How many lines of these entries include the string "color"? State the number alone.

(Entries with figure data)
- - -
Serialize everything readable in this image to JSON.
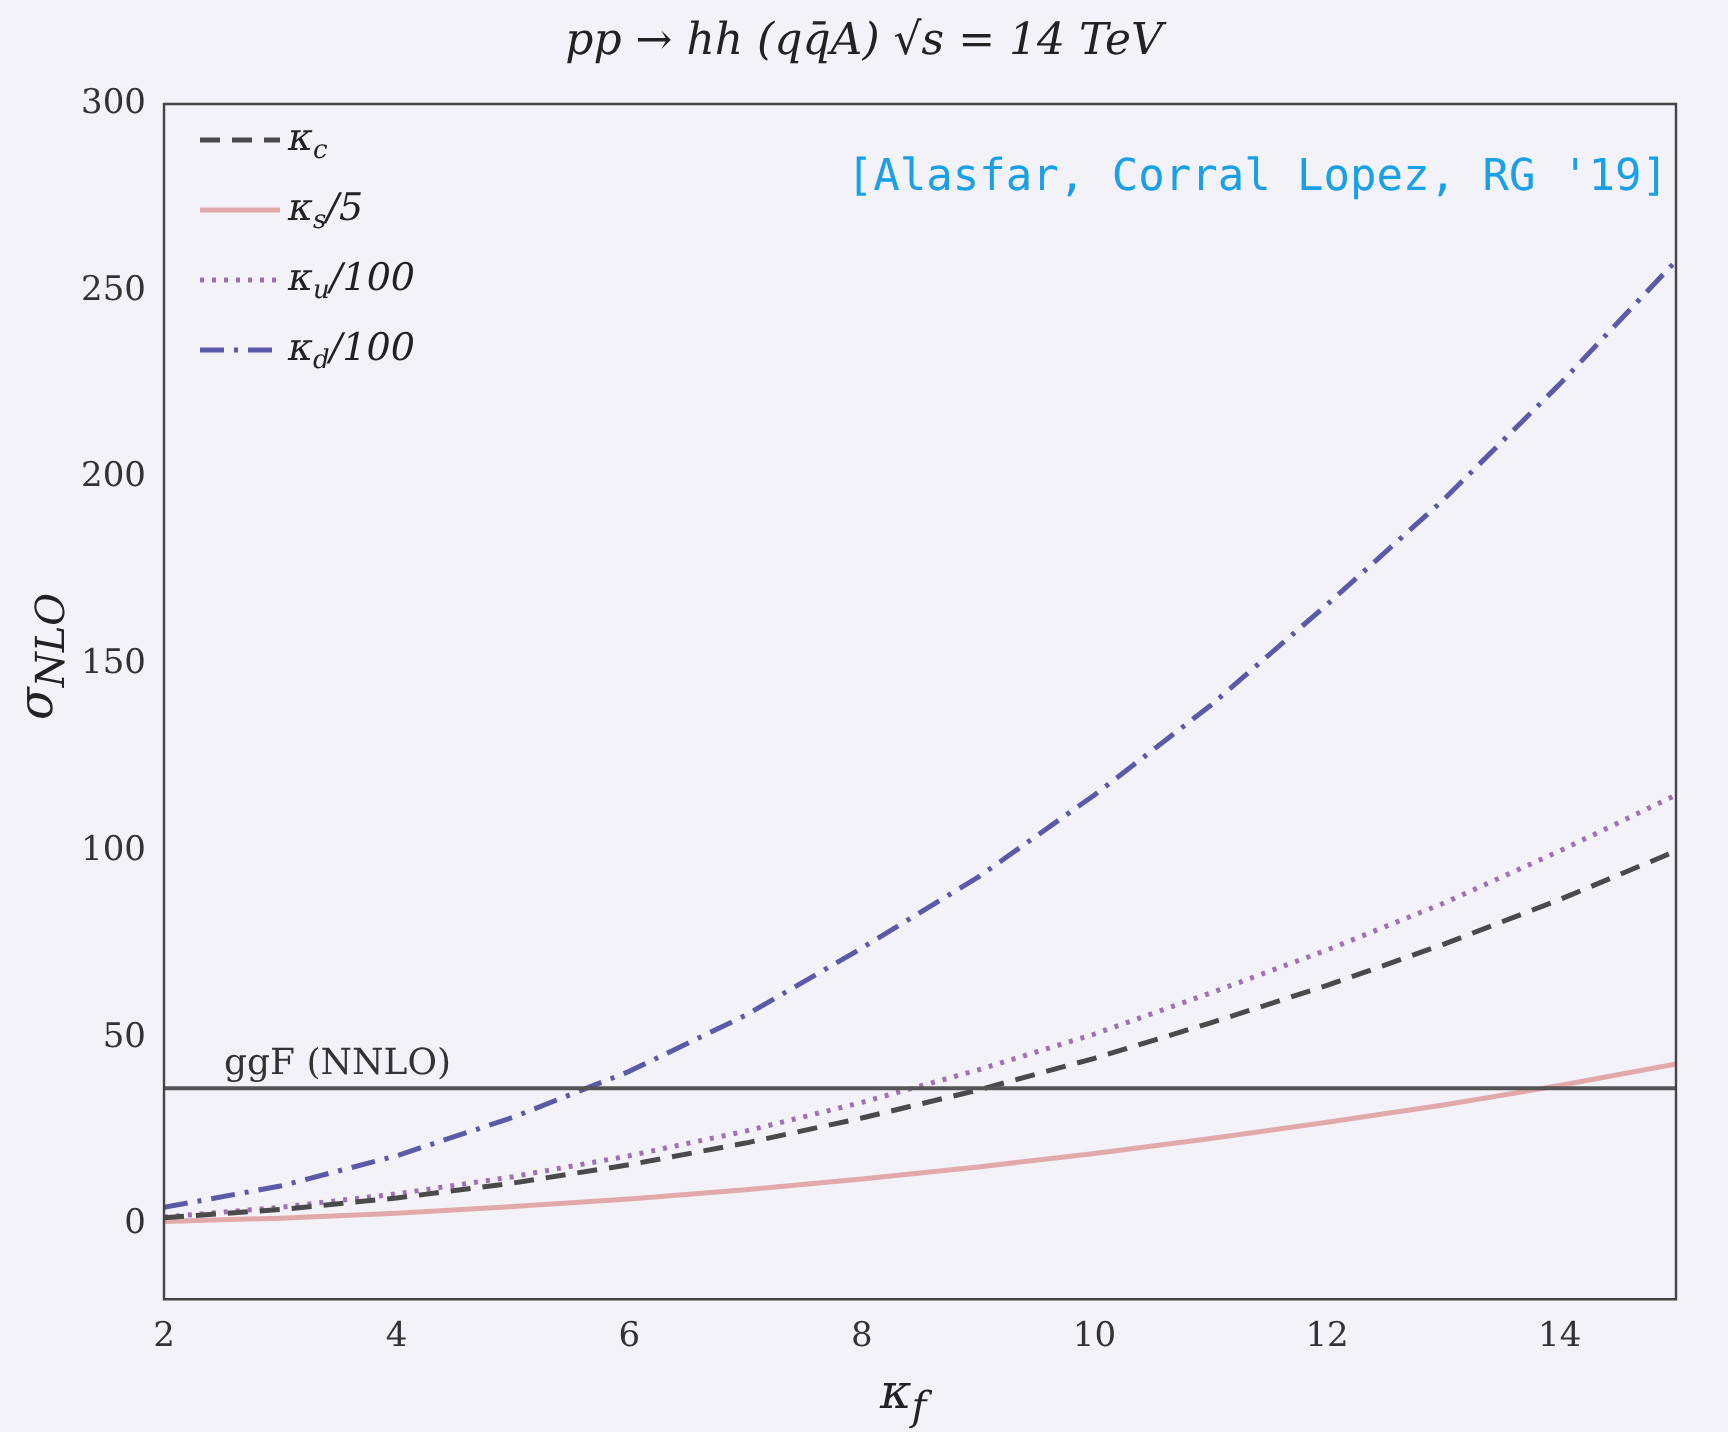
{
  "chart_data": {
    "type": "line",
    "title": "pp → hh (qq̄A)  √s = 14 TeV",
    "xlabel": "κ$_{f}$",
    "ylabel": "σ$_{NLO}$",
    "x": [
      2,
      3,
      4,
      5,
      6,
      7,
      8,
      9,
      10,
      11,
      12,
      13,
      14,
      15
    ],
    "series": [
      {
        "name": "κ$_{c}$",
        "color": "#4a4a4a",
        "line_style": "dashed",
        "values": [
          1.8,
          4,
          7.1,
          11.1,
          16,
          21.8,
          28.5,
          36,
          44.5,
          54,
          64,
          75,
          87,
          100
        ]
      },
      {
        "name": "κ$_{s}$/5",
        "color": "#e2a9a9",
        "line_style": "solid",
        "values": [
          0.8,
          1.7,
          3,
          4.8,
          6.8,
          9.3,
          12.2,
          15.4,
          19,
          23,
          27.4,
          32,
          37.2,
          43
        ]
      },
      {
        "name": "κ$_{u}$/100",
        "color": "#a070b4",
        "line_style": "dotted",
        "values": [
          2,
          4.6,
          8.2,
          12.8,
          18.4,
          25,
          32.7,
          41.4,
          51,
          62,
          73.5,
          86,
          100,
          115
        ]
      },
      {
        "name": "κ$_{d}$/100",
        "color": "#5a5aa8",
        "line_style": "dashdot",
        "values": [
          4.6,
          10.3,
          18.4,
          28.7,
          41,
          56,
          74,
          93,
          115,
          139,
          166,
          194,
          225,
          258
        ]
      }
    ],
    "xlim": [
      2,
      15
    ],
    "xticks": [
      2,
      4,
      6,
      8,
      10,
      12,
      14
    ],
    "ylim": [
      -20,
      300
    ],
    "yticks": [
      0,
      50,
      100,
      150,
      200,
      250,
      300
    ],
    "ref_lines": [
      {
        "axis": "y",
        "value": 36.5,
        "label": "ggF (NNLO)",
        "color": "#555555",
        "line_style": "solid"
      }
    ],
    "annotations": [
      "[Alasfar, Corral Lopez, RG '19]"
    ],
    "legend": "top left",
    "grid": false,
    "marker": "none"
  }
}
- - -
> _Exercise result_
5